Below are some records; reproduce every one of them exactly.

* Material for this task *
* * * * * * *

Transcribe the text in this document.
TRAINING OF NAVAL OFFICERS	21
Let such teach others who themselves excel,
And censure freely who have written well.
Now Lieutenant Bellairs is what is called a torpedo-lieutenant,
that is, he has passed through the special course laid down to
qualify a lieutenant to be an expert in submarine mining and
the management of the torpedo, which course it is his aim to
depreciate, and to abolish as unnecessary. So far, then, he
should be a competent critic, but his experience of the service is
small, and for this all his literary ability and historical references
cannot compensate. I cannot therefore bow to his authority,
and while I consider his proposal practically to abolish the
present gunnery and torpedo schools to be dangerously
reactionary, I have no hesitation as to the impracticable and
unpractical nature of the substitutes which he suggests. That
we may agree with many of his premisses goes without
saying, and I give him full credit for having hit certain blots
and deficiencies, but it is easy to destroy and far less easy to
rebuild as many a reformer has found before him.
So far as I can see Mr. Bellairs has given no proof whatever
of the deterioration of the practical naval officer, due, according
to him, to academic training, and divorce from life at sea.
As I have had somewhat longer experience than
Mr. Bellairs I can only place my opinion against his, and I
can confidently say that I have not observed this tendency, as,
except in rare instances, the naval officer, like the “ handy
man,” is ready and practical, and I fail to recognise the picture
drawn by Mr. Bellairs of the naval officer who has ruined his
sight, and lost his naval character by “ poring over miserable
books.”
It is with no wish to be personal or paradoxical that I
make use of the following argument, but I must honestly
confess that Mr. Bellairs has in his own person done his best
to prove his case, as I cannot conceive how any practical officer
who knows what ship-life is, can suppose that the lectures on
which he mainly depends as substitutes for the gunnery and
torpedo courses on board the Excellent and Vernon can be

* * * * * * *

* The result *
Transcribe the text in this document.
TRAINING OF NAVAL OFFICERS	21
Let such teach others who themselves excel,
And censure freely who have written well.
Now Lieutenant Bellairs is what is called a torpedo-lieutenant,
that is, he has passed through the special course laid down to
qualify a lieutenant to be an expert in submarine mining and
the management of the torpedo, which course it is his aim to
depreciate, and to abolish as unnecessary. So far, then, he
should be a competent critic, but his experience of the service is
small, and for this all his literary ability and historical references
cannot compensate. I cannot therefore bow to his authority,
and while I consider his proposal practically to abolish the
present gunnery and torpedo schools to be dangerously
reactionary, I have no hesitation as to the impracticable and
unpractical nature of the substitutes which he suggests. That
we may agree with many of his premisses goes without
saying, and I give him full credit for having hit certain blots
and deficiencies, but it is easy to destroy and far less easy to
rebuild as many a reformer has found before him.
So far as I can see Mr. Bellairs has given no proof whatever
of the deterioration of the practical naval officer, due, according
to him, to academic training, and divorce from life at sea.
As I have had somewhat longer experience than
Mr. Bellairs I can only place my opinion against his, and I
can confidently say that I have not observed this tendency, as,
except in rare instances, the naval officer, like the “ handy
man,” is ready and practical, and I fail to recognise the picture
drawn by Mr. Bellairs of the naval officer who has ruined his
sight, and lost his naval character by “ poring over miserable
books.”
It is with no wish to be personal or paradoxical that I
make use of the following argument, but I must honestly
confess that Mr. Bellairs has in his own person done his best
to prove his case, as I cannot conceive how any practical officer
who knows what ship-life is, can suppose that the lectures on
which he mainly depends as substitutes for the gunnery and
torpedo courses on board the Excellent and Vernon can be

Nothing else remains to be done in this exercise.